-------- SOURCE RECORDS
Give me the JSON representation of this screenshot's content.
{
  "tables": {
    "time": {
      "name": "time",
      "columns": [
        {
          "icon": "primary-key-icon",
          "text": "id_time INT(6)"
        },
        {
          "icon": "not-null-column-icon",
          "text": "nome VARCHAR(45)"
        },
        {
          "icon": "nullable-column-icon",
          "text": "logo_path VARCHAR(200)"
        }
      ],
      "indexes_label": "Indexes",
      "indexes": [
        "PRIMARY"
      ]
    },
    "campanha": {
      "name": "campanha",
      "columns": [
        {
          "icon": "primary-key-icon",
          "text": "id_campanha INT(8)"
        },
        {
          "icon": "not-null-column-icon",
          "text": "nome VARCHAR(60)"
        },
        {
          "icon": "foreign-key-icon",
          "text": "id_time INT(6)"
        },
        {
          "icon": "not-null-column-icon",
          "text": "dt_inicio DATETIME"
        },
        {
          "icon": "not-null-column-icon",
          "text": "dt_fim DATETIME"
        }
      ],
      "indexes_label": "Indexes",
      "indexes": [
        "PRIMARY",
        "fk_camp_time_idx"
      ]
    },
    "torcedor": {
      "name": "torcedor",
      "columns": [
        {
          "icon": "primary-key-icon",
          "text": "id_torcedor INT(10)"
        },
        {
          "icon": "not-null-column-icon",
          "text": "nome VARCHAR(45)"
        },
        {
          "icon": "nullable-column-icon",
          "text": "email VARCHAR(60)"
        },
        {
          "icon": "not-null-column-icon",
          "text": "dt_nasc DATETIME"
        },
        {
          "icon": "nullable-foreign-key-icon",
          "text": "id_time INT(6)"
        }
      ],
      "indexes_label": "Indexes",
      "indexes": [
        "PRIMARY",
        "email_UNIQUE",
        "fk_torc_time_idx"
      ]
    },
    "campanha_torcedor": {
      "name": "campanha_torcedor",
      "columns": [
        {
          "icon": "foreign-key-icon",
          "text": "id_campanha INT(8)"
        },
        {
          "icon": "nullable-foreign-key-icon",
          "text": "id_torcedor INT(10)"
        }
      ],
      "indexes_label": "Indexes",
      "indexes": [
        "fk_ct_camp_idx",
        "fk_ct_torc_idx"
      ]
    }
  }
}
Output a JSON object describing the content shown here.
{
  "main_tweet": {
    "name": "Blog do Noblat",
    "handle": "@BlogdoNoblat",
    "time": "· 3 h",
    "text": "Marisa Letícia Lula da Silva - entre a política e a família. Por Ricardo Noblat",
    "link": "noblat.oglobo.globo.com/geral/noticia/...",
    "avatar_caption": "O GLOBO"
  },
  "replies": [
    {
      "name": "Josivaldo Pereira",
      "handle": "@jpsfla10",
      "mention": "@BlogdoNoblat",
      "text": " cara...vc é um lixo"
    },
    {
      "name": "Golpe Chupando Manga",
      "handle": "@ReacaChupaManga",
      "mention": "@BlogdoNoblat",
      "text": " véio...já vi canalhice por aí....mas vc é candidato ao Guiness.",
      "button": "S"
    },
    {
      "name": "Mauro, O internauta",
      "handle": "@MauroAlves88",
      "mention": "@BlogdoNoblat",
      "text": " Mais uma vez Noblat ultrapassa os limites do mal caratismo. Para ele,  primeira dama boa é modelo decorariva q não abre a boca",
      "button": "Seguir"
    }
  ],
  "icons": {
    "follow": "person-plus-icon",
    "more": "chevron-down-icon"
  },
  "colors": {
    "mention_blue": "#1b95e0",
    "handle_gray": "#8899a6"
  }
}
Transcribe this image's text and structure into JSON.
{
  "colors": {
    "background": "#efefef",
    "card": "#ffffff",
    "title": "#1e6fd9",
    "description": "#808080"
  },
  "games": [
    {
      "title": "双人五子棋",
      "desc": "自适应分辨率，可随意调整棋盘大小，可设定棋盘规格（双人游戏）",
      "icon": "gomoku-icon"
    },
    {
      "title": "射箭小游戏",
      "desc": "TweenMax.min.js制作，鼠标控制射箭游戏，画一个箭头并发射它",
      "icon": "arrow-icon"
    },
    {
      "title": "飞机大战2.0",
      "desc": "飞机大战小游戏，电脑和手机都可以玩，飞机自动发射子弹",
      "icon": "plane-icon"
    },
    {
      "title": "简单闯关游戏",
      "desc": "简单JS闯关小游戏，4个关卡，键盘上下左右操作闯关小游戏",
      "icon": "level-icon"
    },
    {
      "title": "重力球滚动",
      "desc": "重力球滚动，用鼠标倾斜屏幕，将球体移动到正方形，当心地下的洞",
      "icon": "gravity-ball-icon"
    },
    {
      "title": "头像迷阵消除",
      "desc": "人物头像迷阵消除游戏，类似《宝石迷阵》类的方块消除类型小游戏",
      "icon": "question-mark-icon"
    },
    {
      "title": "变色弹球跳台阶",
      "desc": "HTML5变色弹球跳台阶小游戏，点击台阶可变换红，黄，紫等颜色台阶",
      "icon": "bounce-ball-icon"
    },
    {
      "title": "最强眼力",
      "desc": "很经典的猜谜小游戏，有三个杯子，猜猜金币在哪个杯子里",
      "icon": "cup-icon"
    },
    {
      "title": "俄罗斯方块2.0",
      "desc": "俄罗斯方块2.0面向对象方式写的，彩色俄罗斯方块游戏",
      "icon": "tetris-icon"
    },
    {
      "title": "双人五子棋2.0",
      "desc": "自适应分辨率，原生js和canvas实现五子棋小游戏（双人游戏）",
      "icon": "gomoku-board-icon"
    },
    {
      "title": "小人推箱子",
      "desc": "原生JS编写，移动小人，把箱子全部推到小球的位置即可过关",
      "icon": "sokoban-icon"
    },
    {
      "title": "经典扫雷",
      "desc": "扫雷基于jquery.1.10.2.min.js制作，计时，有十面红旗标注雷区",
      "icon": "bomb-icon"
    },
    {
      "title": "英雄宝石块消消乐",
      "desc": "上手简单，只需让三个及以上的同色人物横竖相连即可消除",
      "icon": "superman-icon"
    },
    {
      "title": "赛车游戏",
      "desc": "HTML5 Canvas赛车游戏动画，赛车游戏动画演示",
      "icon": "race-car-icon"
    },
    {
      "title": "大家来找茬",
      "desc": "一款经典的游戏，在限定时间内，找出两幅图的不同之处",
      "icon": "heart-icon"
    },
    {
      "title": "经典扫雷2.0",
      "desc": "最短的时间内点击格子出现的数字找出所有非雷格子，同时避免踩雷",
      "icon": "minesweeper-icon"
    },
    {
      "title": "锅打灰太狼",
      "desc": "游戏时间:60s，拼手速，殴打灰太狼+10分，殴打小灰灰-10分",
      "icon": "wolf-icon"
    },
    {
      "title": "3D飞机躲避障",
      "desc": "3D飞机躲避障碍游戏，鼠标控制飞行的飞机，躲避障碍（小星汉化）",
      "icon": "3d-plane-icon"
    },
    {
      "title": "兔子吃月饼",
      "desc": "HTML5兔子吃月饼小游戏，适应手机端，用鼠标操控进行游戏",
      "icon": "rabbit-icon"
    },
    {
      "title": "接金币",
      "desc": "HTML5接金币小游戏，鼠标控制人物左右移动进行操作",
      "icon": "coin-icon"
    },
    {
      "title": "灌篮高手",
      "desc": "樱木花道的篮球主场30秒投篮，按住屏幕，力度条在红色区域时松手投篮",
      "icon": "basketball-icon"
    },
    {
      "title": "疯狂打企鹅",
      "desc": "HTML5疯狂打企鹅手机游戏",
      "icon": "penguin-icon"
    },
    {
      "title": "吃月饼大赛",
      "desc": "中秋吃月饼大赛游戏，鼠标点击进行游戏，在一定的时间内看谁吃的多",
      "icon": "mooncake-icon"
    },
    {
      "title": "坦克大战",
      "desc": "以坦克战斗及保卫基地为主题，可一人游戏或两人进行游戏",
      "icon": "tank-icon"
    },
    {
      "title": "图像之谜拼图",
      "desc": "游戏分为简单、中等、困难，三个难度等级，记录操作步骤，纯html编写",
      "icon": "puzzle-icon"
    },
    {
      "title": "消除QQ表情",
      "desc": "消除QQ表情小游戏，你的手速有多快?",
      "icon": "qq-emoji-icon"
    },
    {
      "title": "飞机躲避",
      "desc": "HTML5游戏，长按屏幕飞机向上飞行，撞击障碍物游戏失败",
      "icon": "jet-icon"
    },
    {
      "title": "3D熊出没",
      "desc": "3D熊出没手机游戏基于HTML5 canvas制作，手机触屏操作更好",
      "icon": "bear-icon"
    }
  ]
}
----------------
■ WHAT THIS TASK INVOLVES
Your answer should be a single number: the count of lines in the listing that contain the word "重力球滚动".

■ COMPLETE ANSWER
2